*GIVEN REQUEST:* Lift out all lines below that contain "fastening".

*Stored data:*
++++++++++

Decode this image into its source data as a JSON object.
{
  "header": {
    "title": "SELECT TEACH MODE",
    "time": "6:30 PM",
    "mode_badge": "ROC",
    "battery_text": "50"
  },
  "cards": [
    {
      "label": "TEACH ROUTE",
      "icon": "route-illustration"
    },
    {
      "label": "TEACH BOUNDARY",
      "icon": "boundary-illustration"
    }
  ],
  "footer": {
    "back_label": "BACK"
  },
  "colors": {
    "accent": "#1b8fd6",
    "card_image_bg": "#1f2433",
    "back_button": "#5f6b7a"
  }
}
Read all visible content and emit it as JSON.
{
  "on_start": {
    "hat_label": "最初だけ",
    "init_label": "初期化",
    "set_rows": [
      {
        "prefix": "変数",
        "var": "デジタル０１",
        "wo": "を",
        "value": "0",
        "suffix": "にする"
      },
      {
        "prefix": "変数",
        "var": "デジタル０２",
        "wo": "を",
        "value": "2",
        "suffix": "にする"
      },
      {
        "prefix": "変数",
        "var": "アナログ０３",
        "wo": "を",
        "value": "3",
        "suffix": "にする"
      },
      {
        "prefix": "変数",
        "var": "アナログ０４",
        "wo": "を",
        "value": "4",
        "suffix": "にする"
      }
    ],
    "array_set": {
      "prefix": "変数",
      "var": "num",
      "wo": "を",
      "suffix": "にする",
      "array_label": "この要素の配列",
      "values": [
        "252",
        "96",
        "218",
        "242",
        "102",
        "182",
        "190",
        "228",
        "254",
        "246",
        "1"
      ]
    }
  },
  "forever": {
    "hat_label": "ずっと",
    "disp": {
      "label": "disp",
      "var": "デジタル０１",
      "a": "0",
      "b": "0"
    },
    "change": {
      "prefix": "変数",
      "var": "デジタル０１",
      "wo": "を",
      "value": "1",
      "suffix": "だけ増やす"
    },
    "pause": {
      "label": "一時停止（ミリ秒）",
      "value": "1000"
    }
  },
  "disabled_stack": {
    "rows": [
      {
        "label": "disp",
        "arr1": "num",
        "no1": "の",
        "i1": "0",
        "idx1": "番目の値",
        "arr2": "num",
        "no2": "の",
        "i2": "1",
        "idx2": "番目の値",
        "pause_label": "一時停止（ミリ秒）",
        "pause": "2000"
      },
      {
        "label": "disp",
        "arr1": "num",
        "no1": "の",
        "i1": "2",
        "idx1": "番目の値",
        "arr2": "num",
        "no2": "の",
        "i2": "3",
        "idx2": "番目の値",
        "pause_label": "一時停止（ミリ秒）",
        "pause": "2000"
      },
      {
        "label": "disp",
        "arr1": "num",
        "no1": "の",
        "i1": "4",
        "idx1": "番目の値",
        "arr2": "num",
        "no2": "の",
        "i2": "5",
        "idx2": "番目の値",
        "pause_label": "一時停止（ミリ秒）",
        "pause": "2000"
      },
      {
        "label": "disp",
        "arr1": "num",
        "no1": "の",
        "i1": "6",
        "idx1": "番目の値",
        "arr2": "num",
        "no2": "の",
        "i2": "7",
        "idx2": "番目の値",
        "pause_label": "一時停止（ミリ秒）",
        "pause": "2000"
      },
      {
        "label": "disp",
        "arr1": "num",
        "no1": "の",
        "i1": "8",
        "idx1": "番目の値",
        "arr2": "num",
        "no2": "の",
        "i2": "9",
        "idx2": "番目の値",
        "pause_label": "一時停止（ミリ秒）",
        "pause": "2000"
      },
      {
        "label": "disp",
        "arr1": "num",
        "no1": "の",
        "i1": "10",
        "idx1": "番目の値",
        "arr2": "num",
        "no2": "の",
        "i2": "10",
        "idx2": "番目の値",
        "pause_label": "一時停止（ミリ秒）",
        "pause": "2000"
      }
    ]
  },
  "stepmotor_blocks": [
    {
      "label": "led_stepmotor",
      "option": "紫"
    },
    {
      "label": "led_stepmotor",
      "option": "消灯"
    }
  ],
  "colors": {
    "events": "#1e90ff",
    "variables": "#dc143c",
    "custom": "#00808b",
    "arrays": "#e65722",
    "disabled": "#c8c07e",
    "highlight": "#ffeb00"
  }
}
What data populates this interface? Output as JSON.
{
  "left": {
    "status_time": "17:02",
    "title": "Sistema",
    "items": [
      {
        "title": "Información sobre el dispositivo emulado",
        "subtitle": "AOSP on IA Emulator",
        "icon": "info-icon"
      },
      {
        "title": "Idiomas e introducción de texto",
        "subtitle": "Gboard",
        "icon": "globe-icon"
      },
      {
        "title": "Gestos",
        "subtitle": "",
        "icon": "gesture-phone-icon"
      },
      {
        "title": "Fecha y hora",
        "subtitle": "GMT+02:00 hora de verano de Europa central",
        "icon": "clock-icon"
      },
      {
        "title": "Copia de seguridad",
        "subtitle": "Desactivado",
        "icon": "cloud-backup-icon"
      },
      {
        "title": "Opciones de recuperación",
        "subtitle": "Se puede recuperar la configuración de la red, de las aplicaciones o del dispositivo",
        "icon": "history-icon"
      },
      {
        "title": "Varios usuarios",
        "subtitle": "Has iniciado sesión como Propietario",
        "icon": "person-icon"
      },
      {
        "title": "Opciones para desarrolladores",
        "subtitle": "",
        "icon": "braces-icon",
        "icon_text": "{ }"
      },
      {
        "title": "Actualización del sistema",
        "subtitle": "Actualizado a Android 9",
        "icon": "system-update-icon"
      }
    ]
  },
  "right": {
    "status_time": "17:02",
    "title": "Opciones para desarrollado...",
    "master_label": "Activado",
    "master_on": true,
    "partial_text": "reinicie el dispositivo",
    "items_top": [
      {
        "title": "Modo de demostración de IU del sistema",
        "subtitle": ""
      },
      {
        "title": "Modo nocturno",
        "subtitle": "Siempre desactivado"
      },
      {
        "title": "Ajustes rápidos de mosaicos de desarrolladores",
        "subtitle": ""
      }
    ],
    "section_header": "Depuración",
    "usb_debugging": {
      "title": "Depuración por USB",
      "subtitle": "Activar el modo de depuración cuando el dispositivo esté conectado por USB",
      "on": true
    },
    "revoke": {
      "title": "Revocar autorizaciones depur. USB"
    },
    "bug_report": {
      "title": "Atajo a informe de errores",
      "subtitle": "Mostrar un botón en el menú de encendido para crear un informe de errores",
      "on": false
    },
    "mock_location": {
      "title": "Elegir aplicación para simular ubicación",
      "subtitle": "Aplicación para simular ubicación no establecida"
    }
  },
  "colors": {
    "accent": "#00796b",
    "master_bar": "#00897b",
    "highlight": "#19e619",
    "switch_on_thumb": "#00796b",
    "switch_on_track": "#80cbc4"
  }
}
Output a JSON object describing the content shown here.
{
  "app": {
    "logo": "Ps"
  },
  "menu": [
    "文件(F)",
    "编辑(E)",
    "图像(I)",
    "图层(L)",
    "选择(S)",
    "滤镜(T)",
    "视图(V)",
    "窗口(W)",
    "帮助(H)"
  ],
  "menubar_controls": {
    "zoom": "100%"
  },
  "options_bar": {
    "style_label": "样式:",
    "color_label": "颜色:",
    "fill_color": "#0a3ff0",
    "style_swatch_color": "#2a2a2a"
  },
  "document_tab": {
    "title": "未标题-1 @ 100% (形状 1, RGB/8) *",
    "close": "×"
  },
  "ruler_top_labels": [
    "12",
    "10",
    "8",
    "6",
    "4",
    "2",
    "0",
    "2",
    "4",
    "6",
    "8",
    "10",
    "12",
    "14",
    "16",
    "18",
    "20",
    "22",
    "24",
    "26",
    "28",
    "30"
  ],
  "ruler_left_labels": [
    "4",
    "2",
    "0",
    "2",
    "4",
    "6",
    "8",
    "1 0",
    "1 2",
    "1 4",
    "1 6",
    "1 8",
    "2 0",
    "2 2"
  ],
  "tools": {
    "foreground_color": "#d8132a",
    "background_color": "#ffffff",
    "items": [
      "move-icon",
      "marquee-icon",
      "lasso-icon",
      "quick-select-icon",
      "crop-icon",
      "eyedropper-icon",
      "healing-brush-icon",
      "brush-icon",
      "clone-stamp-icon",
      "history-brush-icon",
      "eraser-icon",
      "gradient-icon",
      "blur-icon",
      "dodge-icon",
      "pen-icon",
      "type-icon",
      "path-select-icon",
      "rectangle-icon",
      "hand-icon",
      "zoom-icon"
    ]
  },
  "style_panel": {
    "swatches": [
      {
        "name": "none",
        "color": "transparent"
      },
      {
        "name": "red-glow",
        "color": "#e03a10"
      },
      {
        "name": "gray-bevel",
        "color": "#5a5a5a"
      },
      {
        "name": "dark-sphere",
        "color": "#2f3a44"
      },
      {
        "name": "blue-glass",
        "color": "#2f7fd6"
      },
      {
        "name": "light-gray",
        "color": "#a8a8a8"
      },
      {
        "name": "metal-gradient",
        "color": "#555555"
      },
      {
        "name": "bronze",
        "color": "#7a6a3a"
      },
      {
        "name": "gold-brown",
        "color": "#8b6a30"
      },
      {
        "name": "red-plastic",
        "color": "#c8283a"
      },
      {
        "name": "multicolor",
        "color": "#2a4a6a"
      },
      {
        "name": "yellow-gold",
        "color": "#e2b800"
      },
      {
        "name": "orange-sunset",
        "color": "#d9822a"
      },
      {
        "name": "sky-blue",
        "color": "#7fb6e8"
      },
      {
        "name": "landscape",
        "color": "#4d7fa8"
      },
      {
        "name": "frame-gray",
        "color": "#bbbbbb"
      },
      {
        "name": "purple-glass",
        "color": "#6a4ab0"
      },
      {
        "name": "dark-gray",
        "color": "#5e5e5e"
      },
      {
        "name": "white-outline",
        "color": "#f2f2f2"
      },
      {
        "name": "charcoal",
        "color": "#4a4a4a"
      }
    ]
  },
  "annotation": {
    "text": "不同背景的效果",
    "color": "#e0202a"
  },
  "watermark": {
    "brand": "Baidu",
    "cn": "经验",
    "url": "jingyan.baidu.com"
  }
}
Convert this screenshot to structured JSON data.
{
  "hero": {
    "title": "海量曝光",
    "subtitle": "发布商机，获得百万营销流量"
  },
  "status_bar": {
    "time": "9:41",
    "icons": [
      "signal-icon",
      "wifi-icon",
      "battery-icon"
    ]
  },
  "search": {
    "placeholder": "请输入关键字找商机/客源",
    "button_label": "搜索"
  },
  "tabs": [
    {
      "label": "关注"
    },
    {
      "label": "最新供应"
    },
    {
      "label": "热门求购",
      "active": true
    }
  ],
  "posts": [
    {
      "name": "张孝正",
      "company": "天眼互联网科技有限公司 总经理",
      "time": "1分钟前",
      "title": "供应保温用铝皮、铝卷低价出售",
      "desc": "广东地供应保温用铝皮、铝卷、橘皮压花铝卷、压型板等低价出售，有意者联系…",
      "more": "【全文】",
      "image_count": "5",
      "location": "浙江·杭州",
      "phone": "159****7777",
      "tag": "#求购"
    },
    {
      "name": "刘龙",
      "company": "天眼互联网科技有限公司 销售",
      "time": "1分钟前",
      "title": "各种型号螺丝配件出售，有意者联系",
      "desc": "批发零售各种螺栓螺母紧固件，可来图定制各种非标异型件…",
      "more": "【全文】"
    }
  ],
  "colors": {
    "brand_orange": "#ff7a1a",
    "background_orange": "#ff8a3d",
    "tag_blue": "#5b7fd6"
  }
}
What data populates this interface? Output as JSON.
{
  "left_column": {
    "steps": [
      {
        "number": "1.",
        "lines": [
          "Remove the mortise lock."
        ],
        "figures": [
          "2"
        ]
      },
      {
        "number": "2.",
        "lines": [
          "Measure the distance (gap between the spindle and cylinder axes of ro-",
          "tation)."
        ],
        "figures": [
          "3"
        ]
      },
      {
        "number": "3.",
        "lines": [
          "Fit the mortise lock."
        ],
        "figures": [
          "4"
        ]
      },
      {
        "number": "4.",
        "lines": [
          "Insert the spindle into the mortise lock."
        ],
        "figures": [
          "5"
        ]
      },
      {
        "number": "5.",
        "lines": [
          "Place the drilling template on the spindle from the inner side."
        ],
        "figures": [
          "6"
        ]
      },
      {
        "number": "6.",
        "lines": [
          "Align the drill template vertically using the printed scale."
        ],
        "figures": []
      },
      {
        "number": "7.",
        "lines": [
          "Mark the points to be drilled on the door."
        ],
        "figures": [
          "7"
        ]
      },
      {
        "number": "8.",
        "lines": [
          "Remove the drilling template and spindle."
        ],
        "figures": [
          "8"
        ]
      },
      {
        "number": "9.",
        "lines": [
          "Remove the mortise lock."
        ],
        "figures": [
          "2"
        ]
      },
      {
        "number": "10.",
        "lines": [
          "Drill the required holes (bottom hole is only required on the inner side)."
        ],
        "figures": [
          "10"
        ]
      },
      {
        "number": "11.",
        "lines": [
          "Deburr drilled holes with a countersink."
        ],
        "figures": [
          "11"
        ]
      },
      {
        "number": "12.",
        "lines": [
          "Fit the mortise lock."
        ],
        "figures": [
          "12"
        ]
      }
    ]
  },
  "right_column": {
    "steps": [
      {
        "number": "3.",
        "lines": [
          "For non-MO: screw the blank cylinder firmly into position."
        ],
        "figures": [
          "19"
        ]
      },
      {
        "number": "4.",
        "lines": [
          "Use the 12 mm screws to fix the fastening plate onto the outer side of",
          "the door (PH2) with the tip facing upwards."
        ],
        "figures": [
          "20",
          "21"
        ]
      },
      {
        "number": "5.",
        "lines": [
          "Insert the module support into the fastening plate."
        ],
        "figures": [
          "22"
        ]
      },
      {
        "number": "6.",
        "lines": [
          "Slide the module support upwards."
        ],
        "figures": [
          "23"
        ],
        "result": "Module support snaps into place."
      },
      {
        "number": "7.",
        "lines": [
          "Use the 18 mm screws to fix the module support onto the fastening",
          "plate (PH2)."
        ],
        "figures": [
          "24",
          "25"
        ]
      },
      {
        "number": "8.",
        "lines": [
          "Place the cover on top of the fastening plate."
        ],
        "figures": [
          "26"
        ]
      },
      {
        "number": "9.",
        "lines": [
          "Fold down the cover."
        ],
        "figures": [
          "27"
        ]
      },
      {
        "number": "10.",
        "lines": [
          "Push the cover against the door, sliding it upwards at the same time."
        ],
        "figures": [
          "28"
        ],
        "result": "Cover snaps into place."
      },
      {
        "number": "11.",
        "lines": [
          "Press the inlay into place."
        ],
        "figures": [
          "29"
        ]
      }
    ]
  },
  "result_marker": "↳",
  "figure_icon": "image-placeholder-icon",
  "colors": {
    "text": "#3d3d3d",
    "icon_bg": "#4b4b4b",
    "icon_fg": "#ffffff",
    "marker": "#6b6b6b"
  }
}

++++++++++

*TASK SOLUTION:*
          "Use the 12 mm screws to fix the fastening plate onto the outer side of",
          "Insert the module support into the fastening plate."
          "Use the 18 mm screws to fix the module support onto the fastening",
          "Place the cover on top of the fastening plate."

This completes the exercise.